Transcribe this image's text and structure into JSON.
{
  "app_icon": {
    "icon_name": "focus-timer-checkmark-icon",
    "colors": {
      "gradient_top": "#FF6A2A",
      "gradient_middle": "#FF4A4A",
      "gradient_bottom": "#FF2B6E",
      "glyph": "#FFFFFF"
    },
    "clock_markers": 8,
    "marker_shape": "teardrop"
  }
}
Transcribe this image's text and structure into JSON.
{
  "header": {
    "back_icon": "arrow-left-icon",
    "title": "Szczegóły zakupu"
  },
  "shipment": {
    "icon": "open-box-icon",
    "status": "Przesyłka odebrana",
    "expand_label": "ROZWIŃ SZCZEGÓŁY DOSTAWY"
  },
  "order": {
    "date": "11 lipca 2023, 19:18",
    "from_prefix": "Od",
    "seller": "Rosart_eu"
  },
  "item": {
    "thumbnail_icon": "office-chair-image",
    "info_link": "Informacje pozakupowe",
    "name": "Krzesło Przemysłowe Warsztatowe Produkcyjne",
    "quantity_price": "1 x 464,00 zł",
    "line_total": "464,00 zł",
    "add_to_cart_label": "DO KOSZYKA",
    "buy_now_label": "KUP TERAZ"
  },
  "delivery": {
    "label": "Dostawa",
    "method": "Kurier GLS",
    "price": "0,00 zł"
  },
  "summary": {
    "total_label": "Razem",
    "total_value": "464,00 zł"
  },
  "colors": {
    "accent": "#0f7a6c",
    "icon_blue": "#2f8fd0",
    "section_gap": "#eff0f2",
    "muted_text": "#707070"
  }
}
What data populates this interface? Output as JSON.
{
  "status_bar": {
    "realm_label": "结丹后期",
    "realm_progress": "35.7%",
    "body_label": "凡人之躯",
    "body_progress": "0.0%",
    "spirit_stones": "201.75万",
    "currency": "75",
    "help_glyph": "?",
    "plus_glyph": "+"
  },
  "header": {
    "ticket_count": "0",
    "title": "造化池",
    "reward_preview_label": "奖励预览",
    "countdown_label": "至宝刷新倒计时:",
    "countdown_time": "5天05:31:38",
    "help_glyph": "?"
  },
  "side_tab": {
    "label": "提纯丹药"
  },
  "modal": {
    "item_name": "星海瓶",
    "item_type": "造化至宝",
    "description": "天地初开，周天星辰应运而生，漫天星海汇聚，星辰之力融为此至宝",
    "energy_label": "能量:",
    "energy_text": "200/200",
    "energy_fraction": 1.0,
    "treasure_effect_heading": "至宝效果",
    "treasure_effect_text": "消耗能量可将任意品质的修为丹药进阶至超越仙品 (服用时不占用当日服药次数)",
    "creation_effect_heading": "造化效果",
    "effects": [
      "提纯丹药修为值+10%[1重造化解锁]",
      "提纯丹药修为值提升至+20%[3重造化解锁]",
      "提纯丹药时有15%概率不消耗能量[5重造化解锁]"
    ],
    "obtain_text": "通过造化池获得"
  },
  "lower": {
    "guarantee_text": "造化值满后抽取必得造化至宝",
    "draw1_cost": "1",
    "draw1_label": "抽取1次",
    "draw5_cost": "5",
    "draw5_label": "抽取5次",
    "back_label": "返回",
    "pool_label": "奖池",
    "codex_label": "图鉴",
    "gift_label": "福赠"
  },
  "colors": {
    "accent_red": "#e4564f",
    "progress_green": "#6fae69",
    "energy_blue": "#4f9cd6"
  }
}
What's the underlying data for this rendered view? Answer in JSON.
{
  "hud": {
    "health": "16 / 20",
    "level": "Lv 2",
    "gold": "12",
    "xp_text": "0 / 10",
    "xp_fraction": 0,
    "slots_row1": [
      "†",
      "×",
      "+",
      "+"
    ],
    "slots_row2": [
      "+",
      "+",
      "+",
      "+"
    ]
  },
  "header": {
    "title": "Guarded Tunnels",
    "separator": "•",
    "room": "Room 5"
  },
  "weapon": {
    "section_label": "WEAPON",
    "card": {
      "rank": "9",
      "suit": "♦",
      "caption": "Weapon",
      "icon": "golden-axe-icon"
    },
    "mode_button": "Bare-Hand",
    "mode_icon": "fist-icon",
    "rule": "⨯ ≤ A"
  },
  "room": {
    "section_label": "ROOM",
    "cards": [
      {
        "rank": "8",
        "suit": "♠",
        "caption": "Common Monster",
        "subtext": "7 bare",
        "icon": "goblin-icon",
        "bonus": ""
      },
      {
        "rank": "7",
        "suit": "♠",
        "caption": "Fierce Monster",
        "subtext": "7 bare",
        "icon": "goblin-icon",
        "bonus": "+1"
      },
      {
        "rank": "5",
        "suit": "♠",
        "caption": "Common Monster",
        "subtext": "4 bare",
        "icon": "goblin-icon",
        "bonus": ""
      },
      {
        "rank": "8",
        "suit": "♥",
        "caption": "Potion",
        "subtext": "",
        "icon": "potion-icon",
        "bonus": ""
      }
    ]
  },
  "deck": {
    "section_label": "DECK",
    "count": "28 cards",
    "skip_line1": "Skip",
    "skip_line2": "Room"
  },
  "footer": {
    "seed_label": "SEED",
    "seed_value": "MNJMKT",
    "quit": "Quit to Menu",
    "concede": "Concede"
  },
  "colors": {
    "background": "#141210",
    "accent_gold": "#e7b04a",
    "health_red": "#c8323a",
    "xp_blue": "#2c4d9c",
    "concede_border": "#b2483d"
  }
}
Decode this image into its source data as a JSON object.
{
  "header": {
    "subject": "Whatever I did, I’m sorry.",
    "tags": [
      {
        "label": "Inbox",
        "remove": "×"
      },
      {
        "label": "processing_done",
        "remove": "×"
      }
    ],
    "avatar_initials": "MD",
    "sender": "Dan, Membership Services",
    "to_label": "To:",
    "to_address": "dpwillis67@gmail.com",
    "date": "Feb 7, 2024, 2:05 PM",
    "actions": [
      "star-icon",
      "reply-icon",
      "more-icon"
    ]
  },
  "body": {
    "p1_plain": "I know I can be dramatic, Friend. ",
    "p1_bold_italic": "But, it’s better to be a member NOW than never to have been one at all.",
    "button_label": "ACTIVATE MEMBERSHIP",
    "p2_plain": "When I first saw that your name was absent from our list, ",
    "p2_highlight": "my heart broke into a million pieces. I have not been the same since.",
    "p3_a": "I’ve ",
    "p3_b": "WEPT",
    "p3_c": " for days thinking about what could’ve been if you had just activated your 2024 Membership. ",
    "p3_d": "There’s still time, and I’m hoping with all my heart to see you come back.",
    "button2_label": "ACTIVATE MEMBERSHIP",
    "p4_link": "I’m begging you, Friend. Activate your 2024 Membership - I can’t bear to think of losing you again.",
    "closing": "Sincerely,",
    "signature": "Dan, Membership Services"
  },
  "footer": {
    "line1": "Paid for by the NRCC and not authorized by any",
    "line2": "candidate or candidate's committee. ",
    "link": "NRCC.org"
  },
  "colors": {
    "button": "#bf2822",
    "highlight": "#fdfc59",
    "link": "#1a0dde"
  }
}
== == ==
→ **Problem to solve**:
Starting at the line that contains "Decode this image", retype each line through the end of the listing above and nothing else.

→ **Solution for this problem**:
Decode this image into its source data as a JSON object.
{
  "header": {
    "subject": "Whatever I did, I’m sorry.",
    "tags": [
      {
        "label": "Inbox",
        "remove": "×"
      },
      {
        "label": "processing_done",
        "remove": "×"
      }
    ],
    "avatar_initials": "MD",
    "sender": "Dan, Membership Services",
    "to_label": "To:",
    "to_address": "dpwillis67@gmail.com",
    "date": "Feb 7, 2024, 2:05 PM",
    "actions": [
      "star-icon",
      "reply-icon",
      "more-icon"
    ]
  },
  "body": {
    "p1_plain": "I know I can be dramatic, Friend. ",
    "p1_bold_italic": "But, it’s better to be a member NOW than never to have been one at all.",
    "button_label": "ACTIVATE MEMBERSHIP",
    "p2_plain": "When I first saw that your name was absent from our list, ",
    "p2_highlight": "my heart broke into a million pieces. I have not been the same since.",
    "p3_a": "I’ve ",
    "p3_b": "WEPT",
    "p3_c": " for days thinking about what could’ve been if you had just activated your 2024 Membership. ",
    "p3_d": "There’s still time, and I’m hoping with all my heart to see you come back.",
    "button2_label": "ACTIVATE MEMBERSHIP",
    "p4_link": "I’m begging you, Friend. Activate your 2024 Membership - I can’t bear to think of losing you again.",
    "closing": "Sincerely,",
    "signature": "Dan, Membership Services"
  },
  "footer": {
    "line1": "Paid for by the NRCC and not authorized by any",
    "line2": "candidate or candidate's committee. ",
    "link": "NRCC.org"
  },
  "colors": {
    "button": "#bf2822",
    "highlight": "#fdfc59",
    "link": "#1a0dde"
  }
}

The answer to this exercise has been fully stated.